Preguntas por responder
[1] Transcribe del fragmento sobre la búsqueda de desaparecidos con drones la parte que va desde "Los especialistas del" hasta "un mundo pasado.".
[2] Prolonga el texto sobre la búsqueda de desaparecidos con drones a partir de su última oración.

Fragmento citado
Efectivamente lo fue. Enviaron las fotos aéreas del dron a un informante en la cárcel, un miembro del crimen organizado, quien señaló el lugar donde su grupo había enterrado a varias víctimas. Volvieron a cavar.
No encontraron al hijo de Fernando Ocegueda, pero sí a los hijos de otros.
A medida que se acumulan historias como la de Ocegueda, más grupos se han involucrado en la búsqueda. El Instituto de Investigaciones Antropológicas de la Universidad Nacional Autónoma de México (UNAM) fue creado para estudiar civilizaciones antiguas ocultas bajo tierra, pero con un sofisticado equipo de drones era difícil mantenerse al margen.
Los especialistas del Instituto habían usado drones desde 2013, sobrevolando sitios donde alguna vez existieron sociedades enteras. Un software avanzado unía las fotos en una computadora de la universidad, creando rompecabezas de formas fantasmales que se juntaban en una imagen compuesta, revelando los restos estructurales de un mundo pasado.
Como todos, el Instituto de la UNAM opera con un presupuesto limitado. Pero tienen un pequeño arsenal de drones –seis, todos DJI, en su mayoría del modelo Phantom– a los que les adaptaron cámaras Canon. Modificaron las cámaras utilizando el software Magic Lantern, lo que les permite modificar la configuración de fábrica para poder tomar fotos constantes durante el vuelo.
El equipo también instaló varias lentes en las cámaras para capturar espectros de luz ultravioleta e infrarrojo, revelando el calor debajo de la tierra y detalles en el suelo invisible al ojo humano.
El movimiento de buscadores ciudadanos también está creciendo en cuanto a pericia. Grupos de sociedad la civil se han involucrado con las familias para enseñar habilidades básicas de investigación: cuáles ramas del gobierno deberían participar en cada etapa del proceso, la cadena de custodia de la evidencia, las disciplinas científicas que pueden arrojar luz sobre cuestiones forenses, y cómo la tecnología –como los drones– debería ser usada.

Material proporcionado
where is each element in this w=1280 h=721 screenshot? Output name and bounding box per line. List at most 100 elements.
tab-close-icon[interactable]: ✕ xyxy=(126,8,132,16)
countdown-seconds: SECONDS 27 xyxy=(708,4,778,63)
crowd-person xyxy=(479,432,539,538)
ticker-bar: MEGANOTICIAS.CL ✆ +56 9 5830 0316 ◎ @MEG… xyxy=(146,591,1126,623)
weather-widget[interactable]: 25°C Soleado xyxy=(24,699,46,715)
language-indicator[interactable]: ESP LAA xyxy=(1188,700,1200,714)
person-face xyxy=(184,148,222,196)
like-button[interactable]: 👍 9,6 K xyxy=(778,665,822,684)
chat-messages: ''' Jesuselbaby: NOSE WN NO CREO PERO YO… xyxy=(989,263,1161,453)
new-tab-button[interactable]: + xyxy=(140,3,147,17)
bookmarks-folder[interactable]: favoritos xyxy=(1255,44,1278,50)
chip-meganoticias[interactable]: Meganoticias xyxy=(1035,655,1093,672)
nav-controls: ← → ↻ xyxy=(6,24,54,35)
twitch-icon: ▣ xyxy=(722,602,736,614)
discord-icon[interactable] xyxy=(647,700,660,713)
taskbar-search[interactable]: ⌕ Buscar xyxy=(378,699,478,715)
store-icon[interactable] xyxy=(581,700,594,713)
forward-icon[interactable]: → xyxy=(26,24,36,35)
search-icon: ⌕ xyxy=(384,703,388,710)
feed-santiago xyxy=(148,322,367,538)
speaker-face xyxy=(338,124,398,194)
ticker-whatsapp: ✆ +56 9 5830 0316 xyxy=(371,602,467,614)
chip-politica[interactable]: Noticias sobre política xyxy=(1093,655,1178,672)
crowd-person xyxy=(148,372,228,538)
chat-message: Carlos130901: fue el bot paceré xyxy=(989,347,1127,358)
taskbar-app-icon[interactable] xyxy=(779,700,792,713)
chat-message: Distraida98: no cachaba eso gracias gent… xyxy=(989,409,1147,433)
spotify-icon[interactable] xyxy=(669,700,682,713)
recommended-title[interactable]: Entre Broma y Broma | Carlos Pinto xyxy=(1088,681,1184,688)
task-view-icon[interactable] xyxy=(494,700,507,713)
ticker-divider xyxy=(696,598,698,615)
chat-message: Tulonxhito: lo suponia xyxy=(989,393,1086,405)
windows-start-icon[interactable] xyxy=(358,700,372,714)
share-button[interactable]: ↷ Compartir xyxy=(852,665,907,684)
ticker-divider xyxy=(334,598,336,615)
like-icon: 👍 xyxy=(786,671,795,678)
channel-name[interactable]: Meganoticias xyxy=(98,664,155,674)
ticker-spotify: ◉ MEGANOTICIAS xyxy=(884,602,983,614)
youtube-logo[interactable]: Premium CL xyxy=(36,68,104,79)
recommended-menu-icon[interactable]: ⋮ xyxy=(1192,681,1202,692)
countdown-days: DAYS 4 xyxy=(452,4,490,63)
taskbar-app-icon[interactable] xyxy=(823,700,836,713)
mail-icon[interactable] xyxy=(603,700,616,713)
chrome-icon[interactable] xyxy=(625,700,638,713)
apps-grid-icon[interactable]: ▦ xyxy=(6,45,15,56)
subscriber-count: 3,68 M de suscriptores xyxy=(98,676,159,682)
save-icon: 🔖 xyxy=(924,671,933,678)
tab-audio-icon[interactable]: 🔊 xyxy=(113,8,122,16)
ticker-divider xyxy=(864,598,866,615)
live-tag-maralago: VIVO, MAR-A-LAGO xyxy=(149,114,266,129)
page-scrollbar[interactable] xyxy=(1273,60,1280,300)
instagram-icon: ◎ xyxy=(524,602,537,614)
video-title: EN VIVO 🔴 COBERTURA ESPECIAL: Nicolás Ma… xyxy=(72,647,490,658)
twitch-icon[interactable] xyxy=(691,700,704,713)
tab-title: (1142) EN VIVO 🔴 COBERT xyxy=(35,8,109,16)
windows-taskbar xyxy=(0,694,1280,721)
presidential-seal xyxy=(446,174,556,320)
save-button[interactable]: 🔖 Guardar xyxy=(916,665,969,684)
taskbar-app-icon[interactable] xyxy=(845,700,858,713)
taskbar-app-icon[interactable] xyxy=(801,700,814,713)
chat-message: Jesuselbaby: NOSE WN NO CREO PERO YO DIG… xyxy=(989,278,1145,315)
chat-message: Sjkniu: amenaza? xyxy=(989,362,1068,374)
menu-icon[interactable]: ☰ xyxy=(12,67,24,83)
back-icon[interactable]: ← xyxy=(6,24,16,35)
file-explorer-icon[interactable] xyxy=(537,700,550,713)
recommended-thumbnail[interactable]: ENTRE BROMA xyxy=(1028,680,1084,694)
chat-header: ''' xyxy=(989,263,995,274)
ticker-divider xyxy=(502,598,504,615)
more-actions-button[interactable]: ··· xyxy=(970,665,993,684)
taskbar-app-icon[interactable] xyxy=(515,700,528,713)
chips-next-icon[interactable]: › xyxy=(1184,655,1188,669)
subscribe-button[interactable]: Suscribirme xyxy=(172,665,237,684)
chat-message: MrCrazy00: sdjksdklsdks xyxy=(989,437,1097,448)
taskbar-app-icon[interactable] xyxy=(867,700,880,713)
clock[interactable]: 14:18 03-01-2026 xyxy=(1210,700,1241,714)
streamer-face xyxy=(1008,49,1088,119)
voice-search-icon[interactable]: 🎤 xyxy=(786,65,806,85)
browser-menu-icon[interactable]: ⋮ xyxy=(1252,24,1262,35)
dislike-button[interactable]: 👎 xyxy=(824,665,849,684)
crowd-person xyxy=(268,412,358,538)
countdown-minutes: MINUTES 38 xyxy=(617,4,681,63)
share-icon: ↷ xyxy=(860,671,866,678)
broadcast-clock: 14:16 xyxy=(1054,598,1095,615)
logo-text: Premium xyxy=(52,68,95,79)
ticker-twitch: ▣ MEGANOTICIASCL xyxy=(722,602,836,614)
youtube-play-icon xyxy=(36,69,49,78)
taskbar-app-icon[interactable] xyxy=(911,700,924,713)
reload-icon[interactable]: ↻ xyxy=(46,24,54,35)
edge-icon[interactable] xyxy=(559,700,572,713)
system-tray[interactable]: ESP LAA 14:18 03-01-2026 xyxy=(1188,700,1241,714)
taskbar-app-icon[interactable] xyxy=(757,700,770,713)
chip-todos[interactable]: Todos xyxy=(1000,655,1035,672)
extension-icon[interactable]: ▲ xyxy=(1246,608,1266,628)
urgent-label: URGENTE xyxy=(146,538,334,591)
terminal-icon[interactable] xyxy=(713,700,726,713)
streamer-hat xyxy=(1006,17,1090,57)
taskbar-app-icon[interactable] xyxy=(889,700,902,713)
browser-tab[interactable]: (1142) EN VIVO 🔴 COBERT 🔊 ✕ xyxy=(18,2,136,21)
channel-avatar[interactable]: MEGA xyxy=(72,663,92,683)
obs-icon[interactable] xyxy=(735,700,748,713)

Resultados
[1]
Los especialistas del Instituto habían usado drones desde 2013, sobrevolando sitios donde alguna vez existieron sociedades enteras. Un software avanzado unía las fotos en una computadora de la universidad, creando rompecabezas de formas fantasmales que se juntaban en una imagen compuesta, revelando los restos estructurales de un mundo pasado.

[2]
Desde noviembre de 2017, cuando actores como Ocegueda o el equipo de la UNAM ayudan en las búsquedas y capacitaciones, son reconocidos oficialmente por el gobierno mexicano como expertos independientes. Su legítima participación legal en los casos se hizo posible con la aprobación de la Ley General en Materia de Desaparición Forzada de Personas. El reglamento fue escrito por las familias y aliados de la sociedad civil, aprobado por el gobierno de Enrique Peña Nieto bajo presión por su aparente incapacidad de resolver la emergencia de los desaparecidos. La ley también legaliza la participación de las familias en las búsquedas gubernamentales –un cambio apropiado, ya que a menudo son las familias los primeros en encontrar las fosas.
Una esperanza es cerrar de alguna manera el abismo entre el ciudadano y el Estado. «Se va a comenzar a recomponer a partir de que exista una conversación horizontal entre Estado y sociedad civil», dice Roxanna Enríquez Farías, directora del Equipo Mexicano de Antropología Forense. «Para lograrlo es necesario que ambos hablen el mismo lenguaje».
En ninguna parte es más crucial esa fluidez que en lugares como Colinas de Santa Fe. La topografía simple de las dunas arenosas ocultaba lo que realmente era: un sitio complejo, tanto un lugar que podría llevarlos hasta sus seres amados ausentes, como una escena del crimen repleta de evidencia. Cuando las familias forzaron su entrada en el proceso de búsqueda con la intención de obtener respuestas, entraron también en una posición legalmente amorfa, donde su participación puede provocar la alteración de evidencia, incluso cuando el estado no estuviera haciendo nada. Sentada en la sala de la casa de Roberto Carlos, hijo de la Dra. Castro en Veracruz, Rosa Isela López dice que las madres del Colectivo Solecito aún no confían en los drones, porque no confían en el gobierno que los posee. Le pregunto en quién confía, si no es en las policías o los funcionarios públicos. Ella sonríe y señala a las otras madres sentadas a su alrededor. “En nosotras”, dice.
Miguel Ángel León Carmona contribuyó a esta historia.
Este reportaje se publicó originalmente en la revista The Verge el 6 de mayo de 2019.